Records
────
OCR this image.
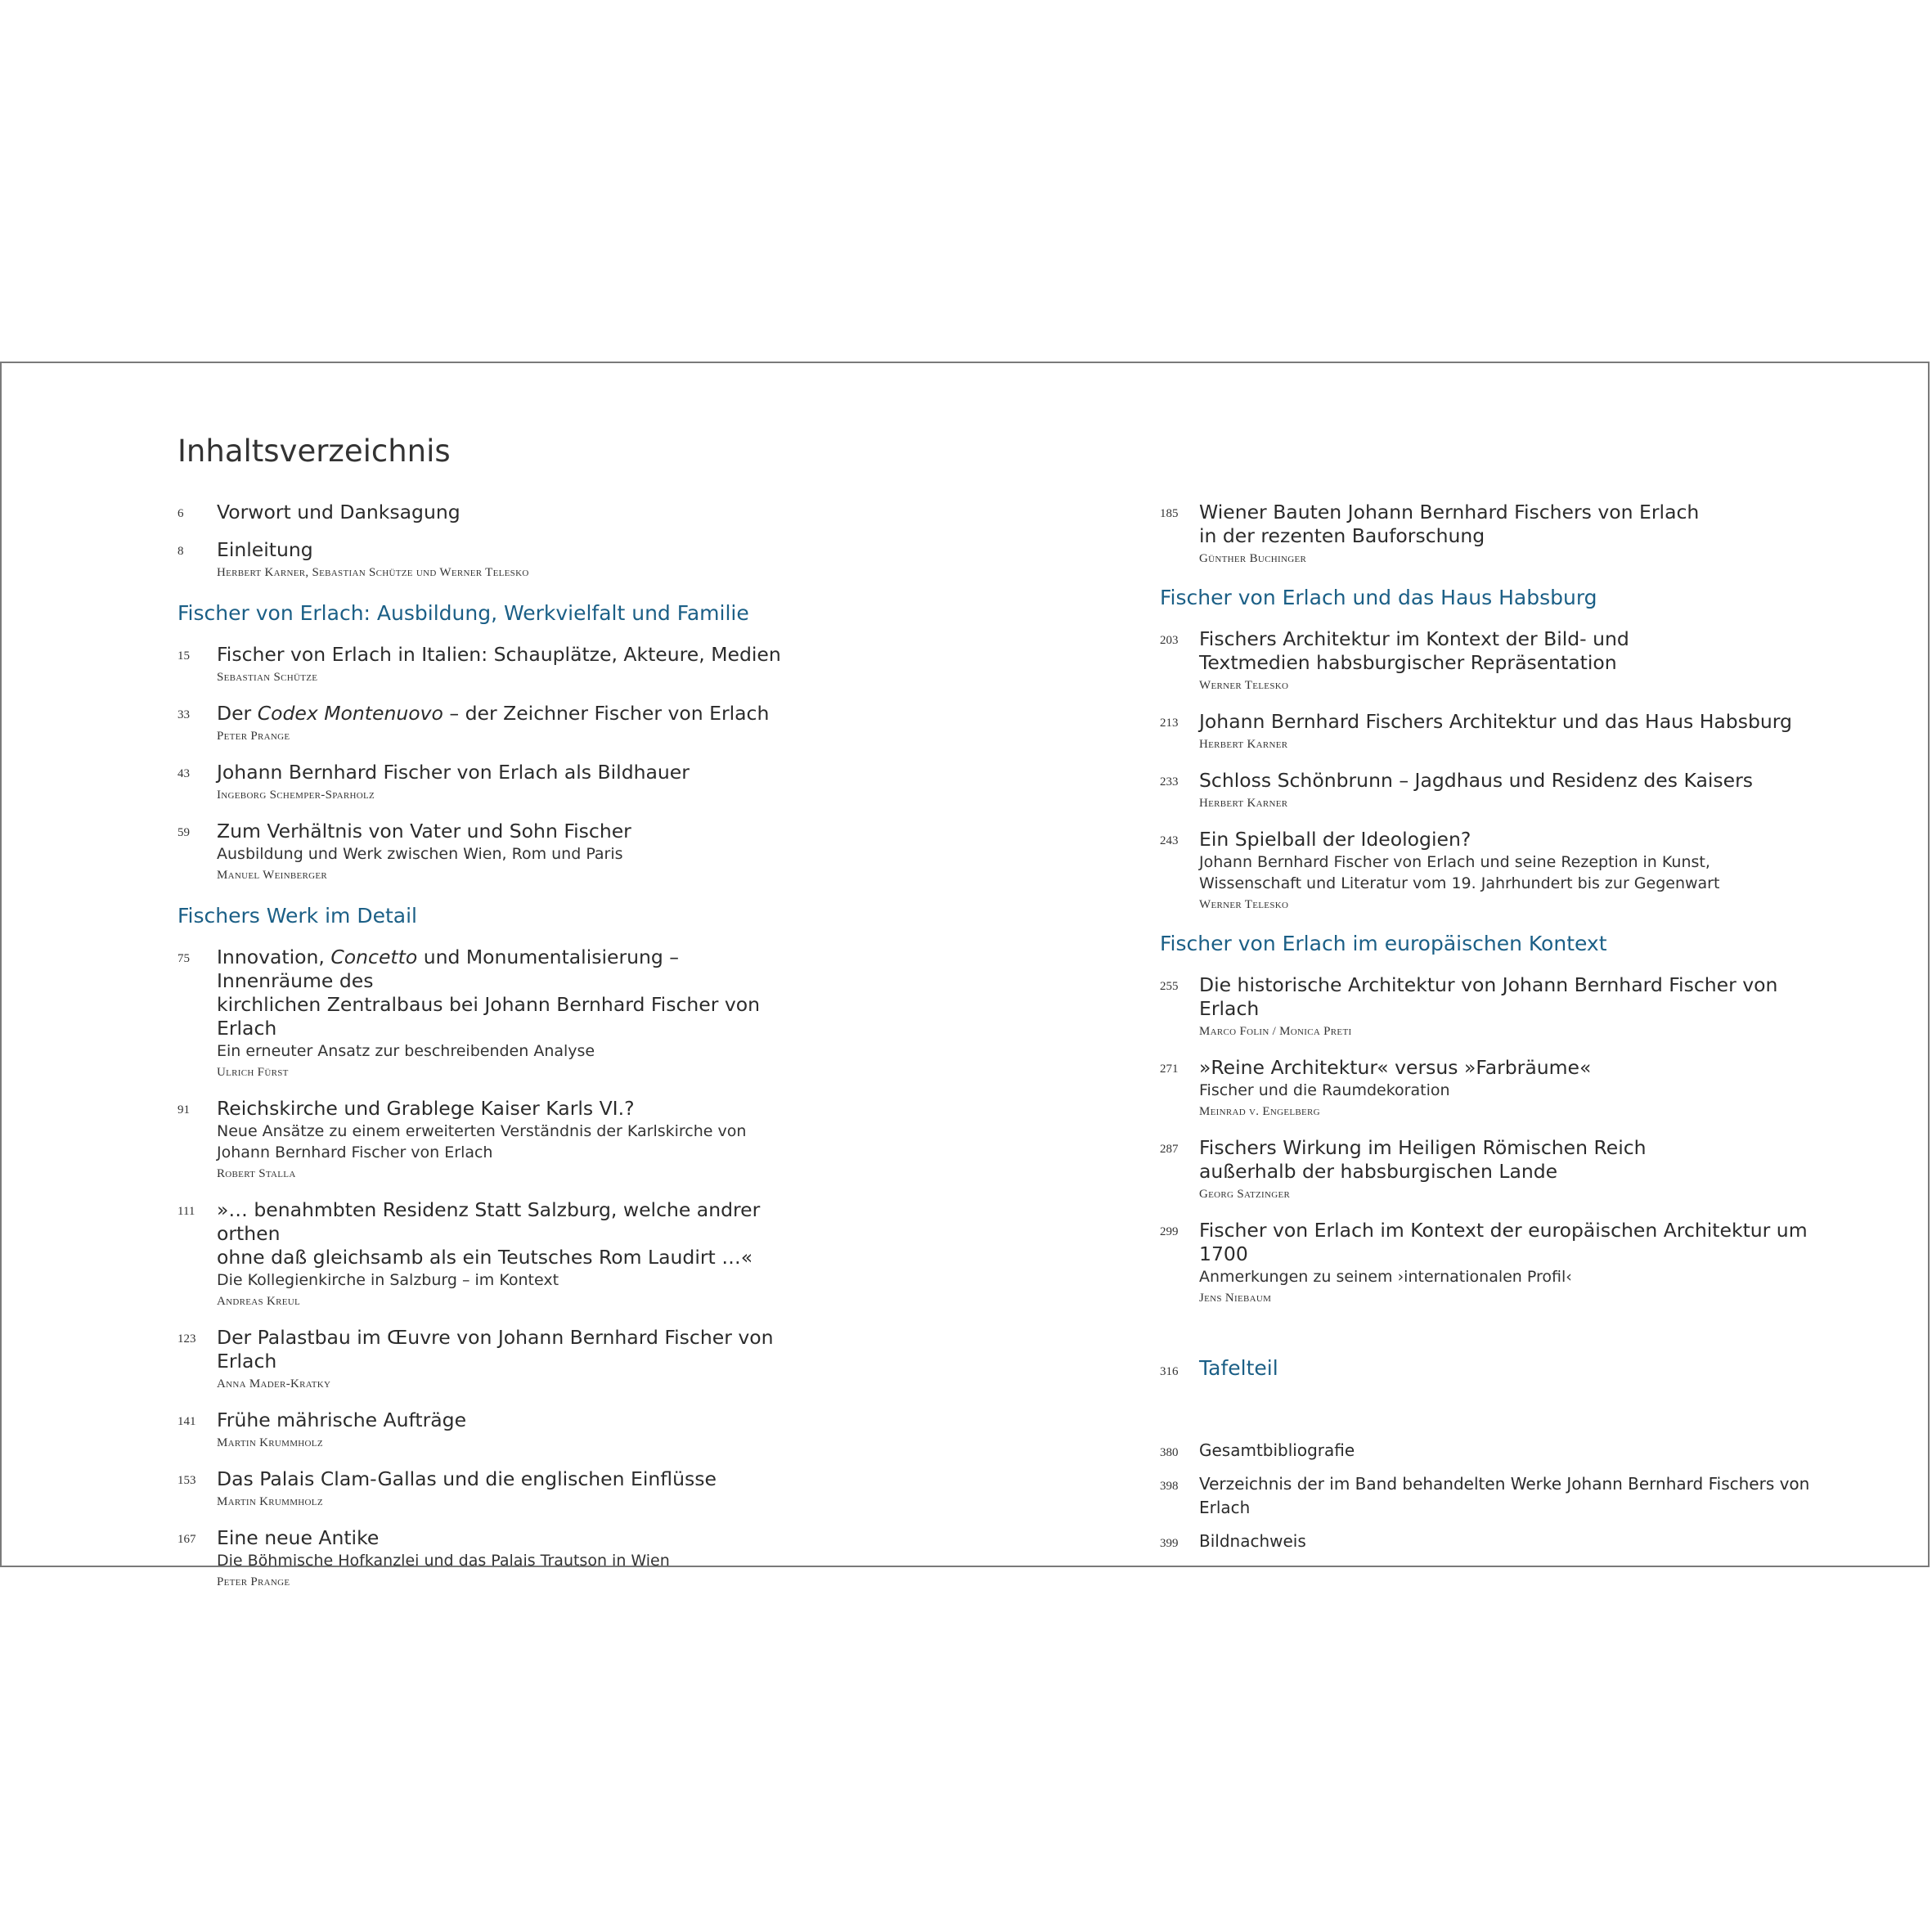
Inhaltsverzeichnis
6	Vorwort und Danksagung
8	Einleitung
Herbert Karner, Sebastian Schütze und Werner Telesko
Fischer von Erlach: Ausbildung, Werkvielfalt und Familie
15	Fischer von Erlach in Italien: Schauplätze, Akteure, Medien
Sebastian Schütze
33	Der Codex Montenuovo – der Zeichner Fischer von Erlach
Peter Prange
43	Johann Bernhard Fischer von Erlach als Bildhauer
Ingeborg Schemper-Sparholz
59	Zum Verhältnis von Vater und Sohn Fischer
Ausbildung und Werk zwischen Wien, Rom und Paris
Manuel Weinberger
Fischers Werk im Detail
75	Innovation, Concetto und Monumentalisierung – Innenräume des
kirchlichen Zentralbaus bei Johann Bernhard Fischer von Erlach
Ein erneuter Ansatz zur beschreibenden Analyse
Ulrich Fürst
91	Reichskirche und Grablege Kaiser Karls VI.?
Neue Ansätze zu einem erweiterten Verständnis der Karlskirche von
Johann Bernhard Fischer von Erlach
Robert Stalla
111	»… benahmbten Residenz Statt Salzburg, welche andrer orthen
ohne daß gleichsamb als ein Teutsches Rom Laudirt …«
Die Kollegienkirche in Salzburg – im Kontext
Andreas Kreul
123	Der Palastbau im Œuvre von Johann Bernhard Fischer von Erlach
Anna Mader-Kratky
141	Frühe mährische Aufträge
Martin Krummholz
153	Das Palais Clam-Gallas und die englischen Einflüsse
Martin Krummholz
167	Eine neue Antike
Die Böhmische Hofkanzlei und das Palais Trautson in Wien
Peter Prange
185	Wiener Bauten Johann Bernhard Fischers von Erlach
in der rezenten Bauforschung
Günther Buchinger
Fischer von Erlach und das Haus Habsburg
203	Fischers Architektur im Kontext der Bild- und
Textmedien habsburgischer Repräsentation
Werner Telesko
213	Johann Bernhard Fischers Architektur und das Haus Habsburg
Herbert Karner
233	Schloss Schönbrunn – Jagdhaus und Residenz des Kaisers
Herbert Karner
243	Ein Spielball der Ideologien?
Johann Bernhard Fischer von Erlach und seine Rezeption in Kunst,
Wissenschaft und Literatur vom 19. Jahrhundert bis zur Gegenwart
Werner Telesko
Fischer von Erlach im europäischen Kontext
255	Die historische Architektur von Johann Bernhard Fischer von Erlach
Marco Folin / Monica Preti
271	»Reine Architektur« versus »Farbräume«
Fischer und die Raumdekoration
Meinrad v. Engelberg
287	Fischers Wirkung im Heiligen Römischen Reich
außerhalb der habsburgischen Lande
Georg Satzinger
299	Fischer von Erlach im Kontext der europäischen Architektur um 1700
Anmerkungen zu seinem ›internationalen Profil‹
Jens Niebaum
316	Tafelteil
380	Gesamtbibliografie
398	Verzeichnis der im Band behandelten Werke Johann Bernhard Fischers von Erlach
399	Bildnachweis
────
## Short task
Set out every line from the material that contains the string "Residenz".

## Response to this exercise
111	»… benahmbten Residenz Statt Salzburg, welche andrer orthen
233	Schloss Schönbrunn – Jagdhaus und Residenz des Kaisers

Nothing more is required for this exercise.